**Required task**
Copy the lines verbatim, beginning with the line that contains "Serialize everything readable" and continuing through the end of the data, and only those lines.

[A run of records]

____

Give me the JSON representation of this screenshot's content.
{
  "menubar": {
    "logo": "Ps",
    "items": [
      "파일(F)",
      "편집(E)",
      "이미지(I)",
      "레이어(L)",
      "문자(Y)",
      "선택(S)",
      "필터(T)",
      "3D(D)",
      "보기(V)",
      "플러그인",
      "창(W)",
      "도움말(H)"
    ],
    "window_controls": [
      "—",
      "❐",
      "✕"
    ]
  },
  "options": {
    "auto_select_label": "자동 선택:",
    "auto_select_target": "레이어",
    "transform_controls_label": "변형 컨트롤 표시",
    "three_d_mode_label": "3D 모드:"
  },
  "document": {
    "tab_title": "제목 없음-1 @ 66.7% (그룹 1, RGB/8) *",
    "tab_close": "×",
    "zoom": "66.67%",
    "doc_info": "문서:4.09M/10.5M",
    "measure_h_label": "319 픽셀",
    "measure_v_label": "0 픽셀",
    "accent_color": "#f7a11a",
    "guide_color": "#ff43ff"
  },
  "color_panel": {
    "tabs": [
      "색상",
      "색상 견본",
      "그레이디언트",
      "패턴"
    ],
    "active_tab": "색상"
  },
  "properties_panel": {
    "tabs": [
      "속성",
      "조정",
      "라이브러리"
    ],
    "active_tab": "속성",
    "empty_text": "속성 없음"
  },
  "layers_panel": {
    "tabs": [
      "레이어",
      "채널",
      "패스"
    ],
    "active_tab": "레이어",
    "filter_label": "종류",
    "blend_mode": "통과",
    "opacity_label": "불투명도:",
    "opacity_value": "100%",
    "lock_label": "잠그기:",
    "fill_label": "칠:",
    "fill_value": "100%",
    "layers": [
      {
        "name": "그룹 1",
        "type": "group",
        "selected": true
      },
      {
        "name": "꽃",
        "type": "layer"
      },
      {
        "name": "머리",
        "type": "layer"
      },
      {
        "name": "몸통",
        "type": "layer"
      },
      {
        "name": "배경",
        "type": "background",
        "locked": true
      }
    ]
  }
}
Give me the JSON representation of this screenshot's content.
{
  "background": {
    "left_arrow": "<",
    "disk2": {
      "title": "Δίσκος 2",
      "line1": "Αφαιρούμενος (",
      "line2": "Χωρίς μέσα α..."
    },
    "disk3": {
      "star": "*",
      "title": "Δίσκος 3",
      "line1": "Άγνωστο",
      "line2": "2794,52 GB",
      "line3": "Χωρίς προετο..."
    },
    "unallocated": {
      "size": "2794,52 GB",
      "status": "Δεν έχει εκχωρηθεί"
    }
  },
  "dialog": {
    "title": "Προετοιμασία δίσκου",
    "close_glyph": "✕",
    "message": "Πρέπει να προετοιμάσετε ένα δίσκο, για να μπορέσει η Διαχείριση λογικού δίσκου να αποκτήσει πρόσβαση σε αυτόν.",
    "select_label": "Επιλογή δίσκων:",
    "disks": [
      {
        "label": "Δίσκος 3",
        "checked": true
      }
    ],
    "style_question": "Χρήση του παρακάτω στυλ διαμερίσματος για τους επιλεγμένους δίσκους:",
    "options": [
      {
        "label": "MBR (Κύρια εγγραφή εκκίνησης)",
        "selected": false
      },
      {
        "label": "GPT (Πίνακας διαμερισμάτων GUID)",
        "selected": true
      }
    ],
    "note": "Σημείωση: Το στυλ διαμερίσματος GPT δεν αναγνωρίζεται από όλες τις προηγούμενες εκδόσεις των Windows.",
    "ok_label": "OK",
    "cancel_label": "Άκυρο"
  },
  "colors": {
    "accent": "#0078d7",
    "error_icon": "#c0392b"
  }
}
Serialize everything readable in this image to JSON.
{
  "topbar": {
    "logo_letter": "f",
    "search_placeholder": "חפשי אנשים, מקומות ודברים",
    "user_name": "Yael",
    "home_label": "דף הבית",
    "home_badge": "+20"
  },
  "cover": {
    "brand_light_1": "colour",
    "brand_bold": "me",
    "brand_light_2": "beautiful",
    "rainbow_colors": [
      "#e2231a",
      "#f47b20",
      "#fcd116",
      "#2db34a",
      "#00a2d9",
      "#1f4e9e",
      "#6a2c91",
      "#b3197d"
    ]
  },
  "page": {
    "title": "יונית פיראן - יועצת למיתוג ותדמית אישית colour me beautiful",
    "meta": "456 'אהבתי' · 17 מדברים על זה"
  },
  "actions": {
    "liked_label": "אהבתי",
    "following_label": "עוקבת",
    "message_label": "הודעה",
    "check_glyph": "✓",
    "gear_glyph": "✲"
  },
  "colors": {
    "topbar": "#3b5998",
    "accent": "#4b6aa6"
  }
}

____

**Output for this exercise**
Serialize everything readable in this image to JSON.
{
  "topbar": {
    "logo_letter": "f",
    "search_placeholder": "חפשי אנשים, מקומות ודברים",
    "user_name": "Yael",
    "home_label": "דף הבית",
    "home_badge": "+20"
  },
  "cover": {
    "brand_light_1": "colour",
    "brand_bold": "me",
    "brand_light_2": "beautiful",
    "rainbow_colors": [
      "#e2231a",
      "#f47b20",
      "#fcd116",
      "#2db34a",
      "#00a2d9",
      "#1f4e9e",
      "#6a2c91",
      "#b3197d"
    ]
  },
  "page": {
    "title": "יונית פיראן - יועצת למיתוג ותדמית אישית colour me beautiful",
    "meta": "456 'אהבתי' · 17 מדברים על זה"
  },
  "actions": {
    "liked_label": "אהבתי",
    "following_label": "עוקבת",
    "message_label": "הודעה",
    "check_glyph": "✓",
    "gear_glyph": "✲"
  },
  "colors": {
    "topbar": "#3b5998",
    "accent": "#4b6aa6"
  }
}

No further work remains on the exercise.